▽

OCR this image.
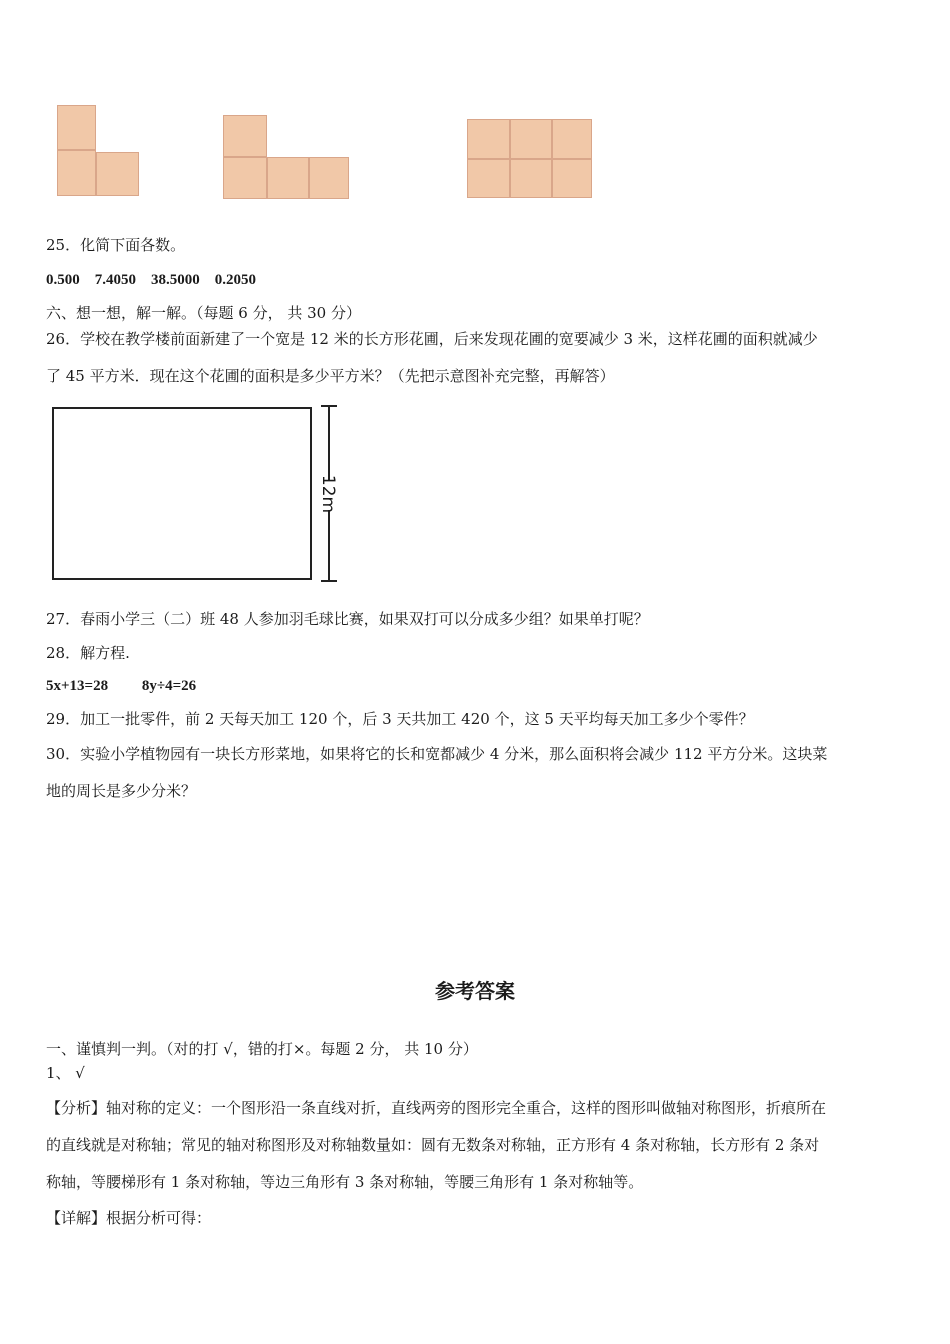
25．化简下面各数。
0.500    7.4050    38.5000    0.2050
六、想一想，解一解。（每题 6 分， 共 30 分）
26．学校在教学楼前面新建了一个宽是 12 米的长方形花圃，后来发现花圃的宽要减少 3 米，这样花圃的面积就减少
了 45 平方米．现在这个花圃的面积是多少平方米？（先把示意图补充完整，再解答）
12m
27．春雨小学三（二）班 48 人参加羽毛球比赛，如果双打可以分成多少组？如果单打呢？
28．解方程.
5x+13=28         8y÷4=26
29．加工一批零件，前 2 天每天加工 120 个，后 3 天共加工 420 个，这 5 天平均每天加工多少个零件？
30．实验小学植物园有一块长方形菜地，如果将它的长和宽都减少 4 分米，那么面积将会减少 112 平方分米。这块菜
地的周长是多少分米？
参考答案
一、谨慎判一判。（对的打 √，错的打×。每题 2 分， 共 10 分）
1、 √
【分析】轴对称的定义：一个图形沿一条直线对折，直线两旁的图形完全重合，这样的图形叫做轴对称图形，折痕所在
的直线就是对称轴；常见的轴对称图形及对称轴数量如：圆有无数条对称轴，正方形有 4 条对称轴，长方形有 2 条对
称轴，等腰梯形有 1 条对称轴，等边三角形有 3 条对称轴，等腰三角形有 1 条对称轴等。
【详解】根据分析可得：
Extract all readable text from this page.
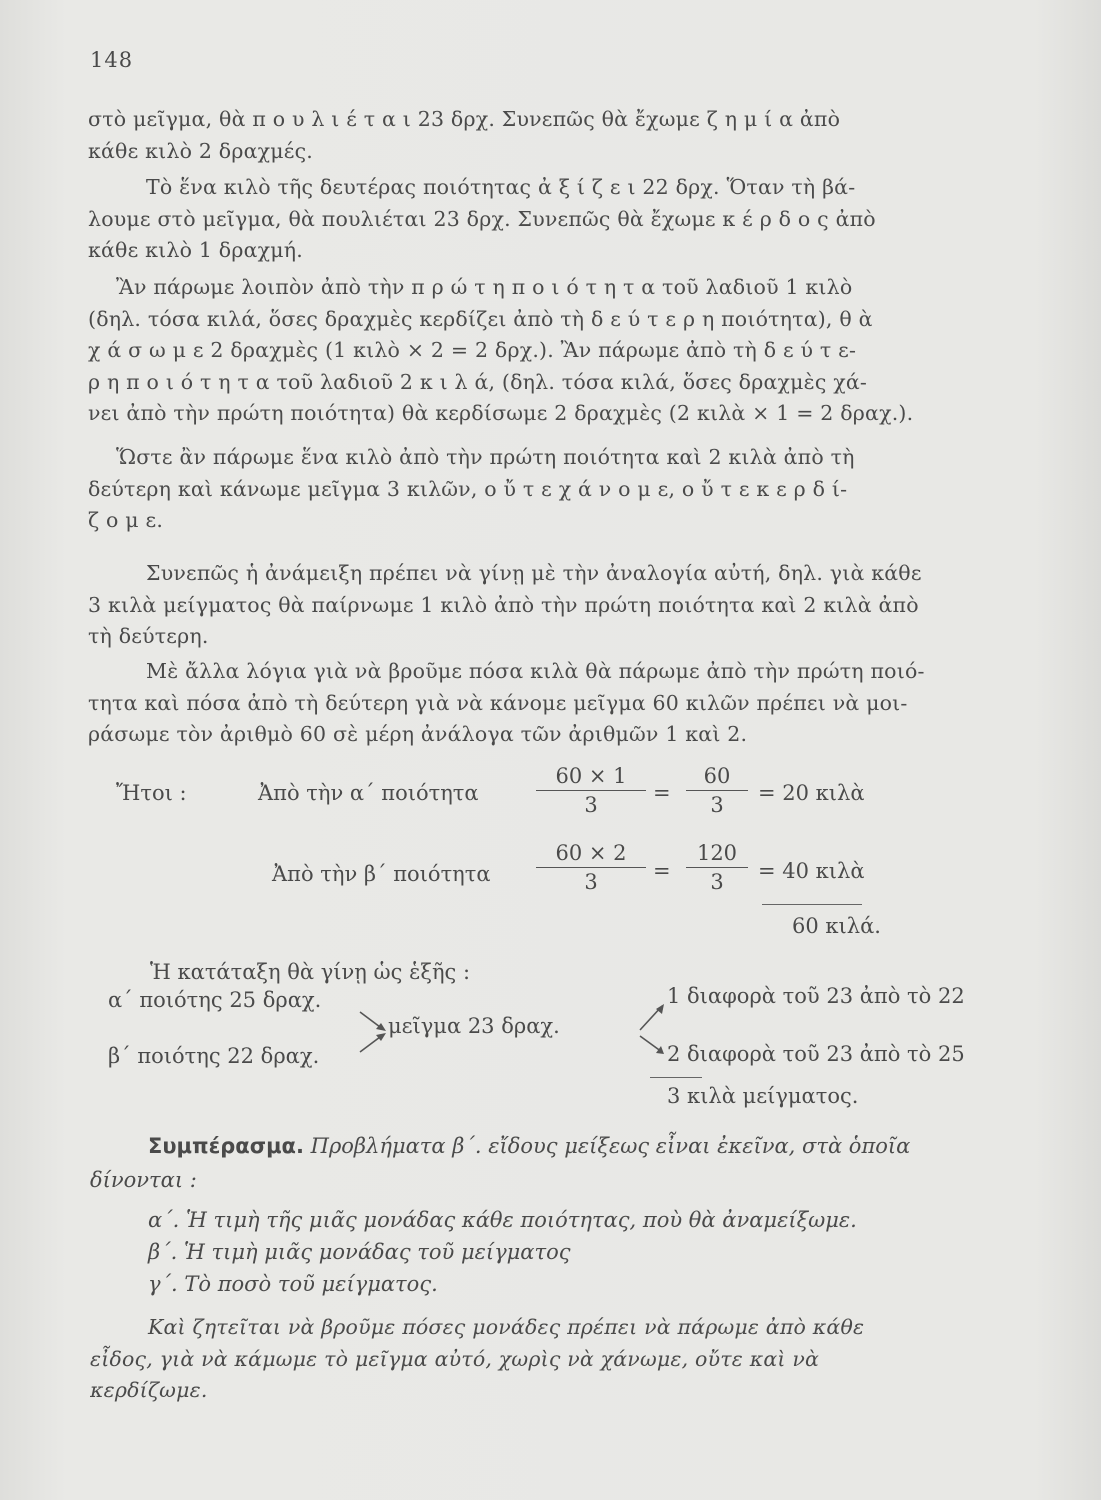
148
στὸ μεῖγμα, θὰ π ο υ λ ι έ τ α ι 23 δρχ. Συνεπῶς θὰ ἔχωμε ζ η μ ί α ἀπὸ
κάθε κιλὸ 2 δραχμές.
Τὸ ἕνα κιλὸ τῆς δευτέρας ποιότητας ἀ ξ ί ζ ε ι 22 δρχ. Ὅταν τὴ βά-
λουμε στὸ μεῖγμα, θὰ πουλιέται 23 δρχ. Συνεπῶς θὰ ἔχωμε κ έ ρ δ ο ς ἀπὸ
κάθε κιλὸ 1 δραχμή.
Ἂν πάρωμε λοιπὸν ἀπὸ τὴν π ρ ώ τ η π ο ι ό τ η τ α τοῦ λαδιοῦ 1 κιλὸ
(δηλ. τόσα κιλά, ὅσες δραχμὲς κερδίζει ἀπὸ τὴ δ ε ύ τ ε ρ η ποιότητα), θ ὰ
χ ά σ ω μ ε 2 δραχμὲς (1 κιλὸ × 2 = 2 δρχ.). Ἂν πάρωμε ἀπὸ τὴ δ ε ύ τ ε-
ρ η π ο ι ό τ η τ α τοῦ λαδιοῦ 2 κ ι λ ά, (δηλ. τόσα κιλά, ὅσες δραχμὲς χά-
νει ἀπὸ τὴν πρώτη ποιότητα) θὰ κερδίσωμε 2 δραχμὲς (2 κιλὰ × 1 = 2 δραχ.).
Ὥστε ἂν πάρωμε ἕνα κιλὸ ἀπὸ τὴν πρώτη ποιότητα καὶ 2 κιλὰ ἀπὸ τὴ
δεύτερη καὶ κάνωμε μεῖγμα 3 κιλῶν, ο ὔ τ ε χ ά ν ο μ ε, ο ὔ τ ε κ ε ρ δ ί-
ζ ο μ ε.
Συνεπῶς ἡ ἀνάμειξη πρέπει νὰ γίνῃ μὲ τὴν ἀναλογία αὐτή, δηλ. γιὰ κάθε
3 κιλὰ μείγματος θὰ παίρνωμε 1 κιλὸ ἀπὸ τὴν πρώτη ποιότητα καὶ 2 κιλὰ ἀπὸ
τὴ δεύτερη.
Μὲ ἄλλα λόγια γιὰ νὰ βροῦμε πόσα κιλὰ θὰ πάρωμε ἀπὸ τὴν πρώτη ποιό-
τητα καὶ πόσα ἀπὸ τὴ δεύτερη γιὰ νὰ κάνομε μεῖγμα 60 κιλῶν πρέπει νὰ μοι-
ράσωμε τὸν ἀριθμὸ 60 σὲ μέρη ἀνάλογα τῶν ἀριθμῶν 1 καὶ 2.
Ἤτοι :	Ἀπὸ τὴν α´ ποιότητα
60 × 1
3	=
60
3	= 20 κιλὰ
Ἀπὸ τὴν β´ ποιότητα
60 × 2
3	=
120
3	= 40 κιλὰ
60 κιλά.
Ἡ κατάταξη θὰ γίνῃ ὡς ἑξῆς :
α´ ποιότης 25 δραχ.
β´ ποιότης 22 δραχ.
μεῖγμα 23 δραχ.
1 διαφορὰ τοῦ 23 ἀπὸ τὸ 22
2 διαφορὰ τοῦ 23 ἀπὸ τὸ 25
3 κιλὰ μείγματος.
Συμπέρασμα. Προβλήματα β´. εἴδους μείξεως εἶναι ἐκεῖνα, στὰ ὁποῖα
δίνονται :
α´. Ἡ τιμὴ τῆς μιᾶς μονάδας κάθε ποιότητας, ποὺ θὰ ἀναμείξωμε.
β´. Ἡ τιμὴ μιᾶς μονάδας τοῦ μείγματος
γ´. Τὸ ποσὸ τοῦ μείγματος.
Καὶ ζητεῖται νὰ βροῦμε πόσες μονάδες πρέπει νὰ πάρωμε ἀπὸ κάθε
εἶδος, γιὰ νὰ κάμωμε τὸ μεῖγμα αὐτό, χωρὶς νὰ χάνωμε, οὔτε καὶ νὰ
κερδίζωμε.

△

Directions for this task:
Search the listing for the word "γίνῃ". Copy every line in which it occurs.

Final answer:
Συνεπῶς ἡ ἀνάμειξη πρέπει νὰ γίνῃ μὲ τὴν ἀναλογία αὐτή, δηλ. γιὰ κάθε
Ἡ κατάταξη θὰ γίνῃ ὡς ἑξῆς :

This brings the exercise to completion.